<<<<

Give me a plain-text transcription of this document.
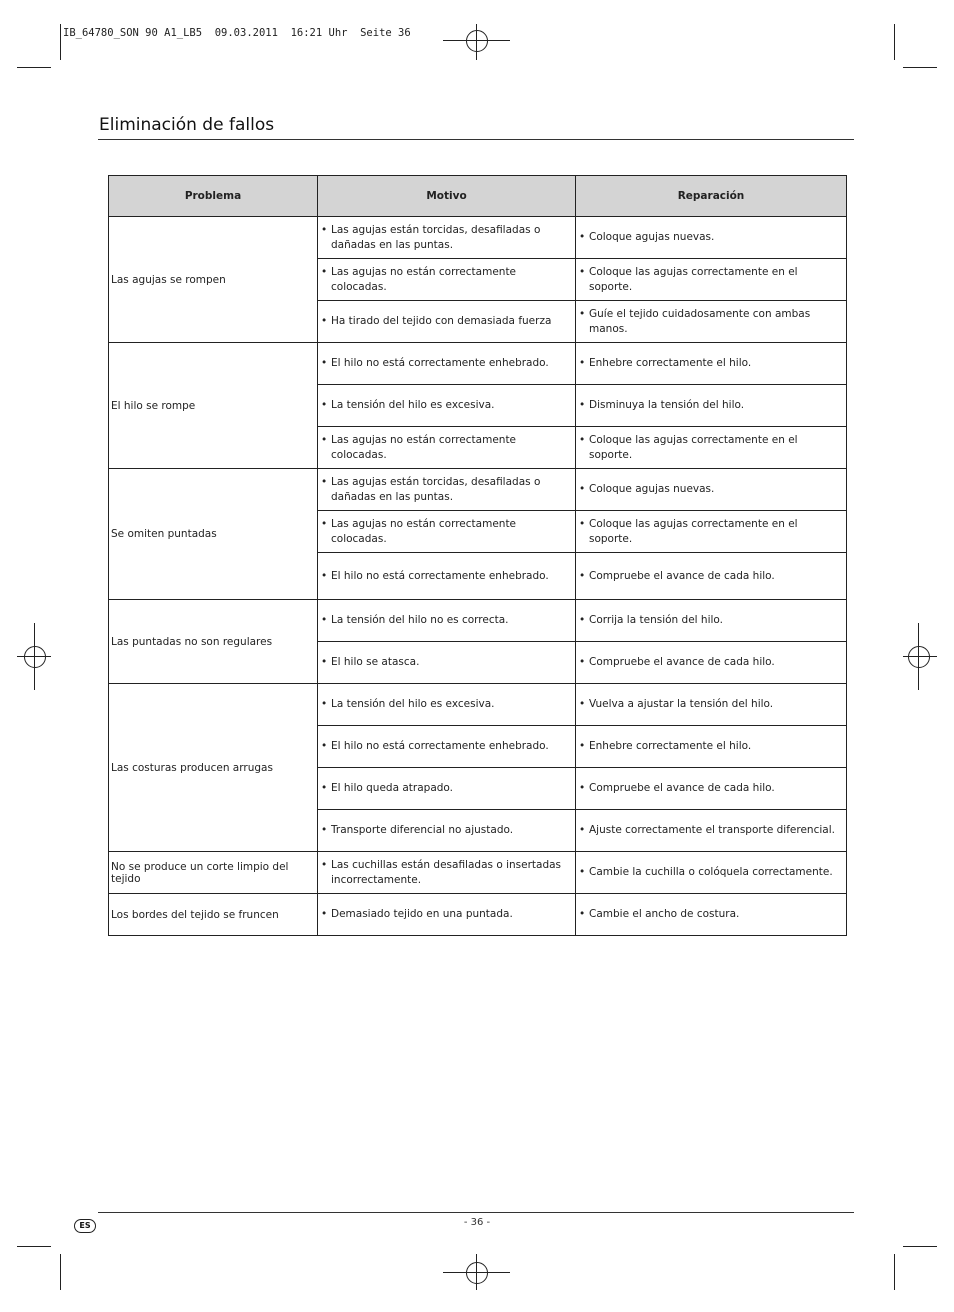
IB_64780_SON 90 A1_LB5  09.03.2011  16:21 Uhr  Seite 36
Eliminación de fallos
Problema	Motivo	Reparación
Las agujas se rompen	• Las agujas están torcidas, desafiladas o dañadas en las puntas.	• Coloque agujas nuevas.

	• Las agujas no están correctamente colocadas.	• Coloque las agujas correctamente en el soporte.

	• Ha tirado del tejido con demasiada fuerza	• Guíe el tejido cuidadosamente con ambas manos.

El hilo se rompe	• El hilo no está correctamente enhebrado.	• Enhebre correctamente el hilo.

	• La tensión del hilo es excesiva.	• Disminuya la tensión del hilo.

	• Las agujas no están correctamente colocadas.	• Coloque las agujas correctamente en el soporte.

Se omiten puntadas	• Las agujas están torcidas, desafiladas o dañadas en las puntas.	• Coloque agujas nuevas.

	• Las agujas no están correctamente colocadas.	• Coloque las agujas correctamente en el soporte.

	• El hilo no está correctamente enhebrado.	• Compruebe el avance de cada hilo.

Las puntadas no son regulares	• La tensión del hilo no es correcta.	• Corrija la tensión del hilo.

	• El hilo se atasca.	• Compruebe el avance de cada hilo.

Las costuras producen arrugas	• La tensión del hilo es excesiva.	• Vuelva a ajustar la tensión del hilo.

	• El hilo no está correctamente enhebrado.	• Enhebre correctamente el hilo.

	• El hilo queda atrapado.	• Compruebe el avance de cada hilo.

	• Transporte diferencial no ajustado.	• Ajuste correctamente el transporte diferencial.

No se produce un corte limpio del tejido	• Las cuchillas están desafiladas o insertadas incorrectamente.	• Cambie la cuchilla o colóquela correctamente.

Los bordes del tejido se fruncen	• Demasiado tejido en una puntada.	• Cambie el ancho de costura.
ES	- 36 -
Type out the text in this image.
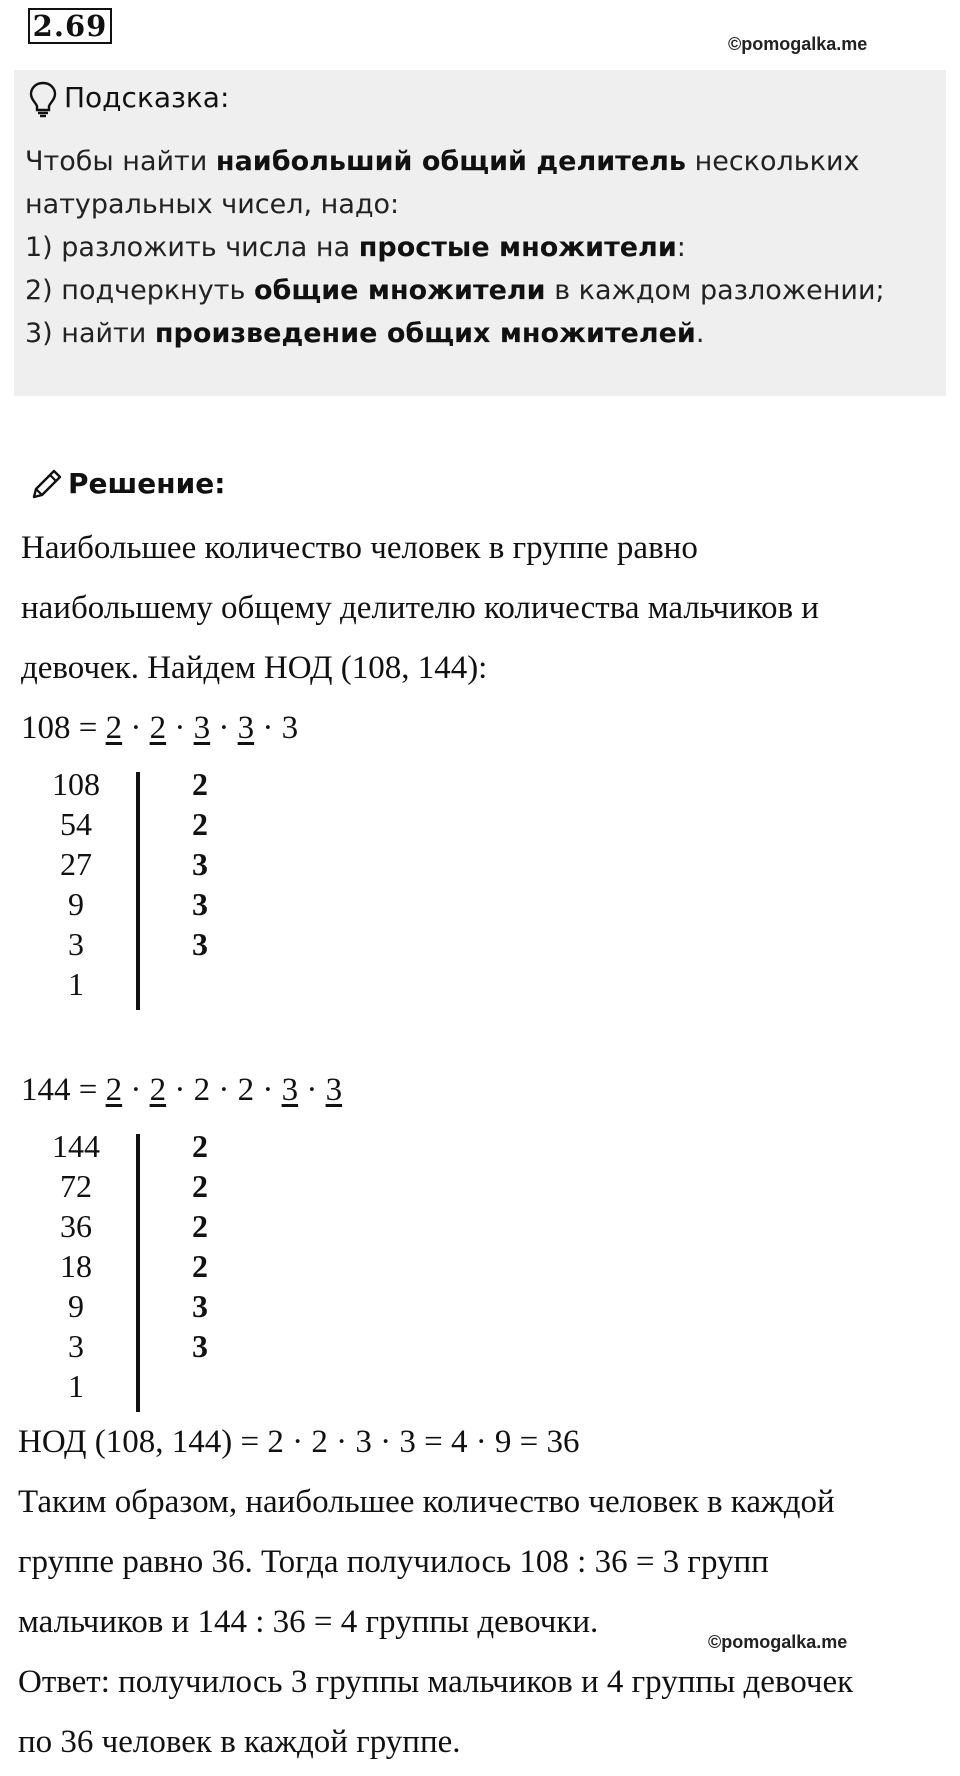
2.69
©pomogalka.me
Подсказка:
Чтобы найти наибольший общий делитель нескольких
натуральных чисел, надо:
1) разложить числа на простые множители:
2) подчеркнуть общие множители в каждом разложении;
3) найти произведение общих множителей.
Решение:
Наибольшее количество человек в группе равно
наибольшему общему делителю количества мальчиков и
девочек. Найдем НОД (108, 144):
108 = 2 · 2 · 3 · 3 · 3
108	2
54	2
27	3
9	3
3	3
1
144 = 2 · 2 · 2 · 2 · 3 · 3
144	2
72	2
36	2
18	2
9	3
3	3
1
НОД (108, 144) = 2 · 2 · 3 · 3 = 4 · 9 = 36
Таким образом, наибольшее количество человек в каждой
группе равно 36. Тогда получилось 108 : 36 = 3 групп
мальчиков и 144 : 36 = 4 группы девочки.
©pomogalka.me
Ответ: получилось 3 группы мальчиков и 4 группы девочек
по 36 человек в каждой группе.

>>>>

- Your task:
Every record above should be written out again without change, except that the pictures are left out.

- Problem solution:
Give me a plain-text transcription of this document.
IB_64780_SON 90 A1_LB5  09.03.2011  16:21 Uhr  Seite 36
Eliminación de fallos
Problema	Motivo	Reparación
Las agujas se rompen	• Las agujas están torcidas, desafiladas o dañadas en las puntas.	• Coloque agujas nuevas.

	• Las agujas no están correctamente colocadas.	• Coloque las agujas correctamente en el soporte.

	• Ha tirado del tejido con demasiada fuerza	• Guíe el tejido cuidadosamente con ambas manos.

El hilo se rompe	• El hilo no está correctamente enhebrado.	• Enhebre correctamente el hilo.

	• La tensión del hilo es excesiva.	• Disminuya la tensión del hilo.

	• Las agujas no están correctamente colocadas.	• Coloque las agujas correctamente en el soporte.

Se omiten puntadas	• Las agujas están torcidas, desafiladas o dañadas en las puntas.	• Coloque agujas nuevas.

	• Las agujas no están correctamente colocadas.	• Coloque las agujas correctamente en el soporte.

	• El hilo no está correctamente enhebrado.	• Compruebe el avance de cada hilo.

Las puntadas no son regulares	• La tensión del hilo no es correcta.	• Corrija la tensión del hilo.

	• El hilo se atasca.	• Compruebe el avance de cada hilo.

Las costuras producen arrugas	• La tensión del hilo es excesiva.	• Vuelva a ajustar la tensión del hilo.

	• El hilo no está correctamente enhebrado.	• Enhebre correctamente el hilo.

	• El hilo queda atrapado.	• Compruebe el avance de cada hilo.

	• Transporte diferencial no ajustado.	• Ajuste correctamente el transporte diferencial.

No se produce un corte limpio del tejido	• Las cuchillas están desafiladas o insertadas incorrectamente.	• Cambie la cuchilla o colóquela correctamente.

Los bordes del tejido se fruncen	• Demasiado tejido en una puntada.	• Cambie el ancho de costura.
ES	- 36 -
Type out the text in this image.
2.69
©pomogalka.me
Подсказка:
Чтобы найти наибольший общий делитель нескольких
натуральных чисел, надо:
1) разложить числа на простые множители:
2) подчеркнуть общие множители в каждом разложении;
3) найти произведение общих множителей.
Решение:
Наибольшее количество человек в группе равно
наибольшему общему делителю количества мальчиков и
девочек. Найдем НОД (108, 144):
108 = 2 · 2 · 3 · 3 · 3
108	2
54	2
27	3
9	3
3	3
1
144 = 2 · 2 · 2 · 2 · 3 · 3
144	2
72	2
36	2
18	2
9	3
3	3
1
НОД (108, 144) = 2 · 2 · 3 · 3 = 4 · 9 = 36
Таким образом, наибольшее количество человек в каждой
группе равно 36. Тогда получилось 108 : 36 = 3 групп
мальчиков и 144 : 36 = 4 группы девочки.
©pomogalka.me
Ответ: получилось 3 группы мальчиков и 4 группы девочек
по 36 человек в каждой группе.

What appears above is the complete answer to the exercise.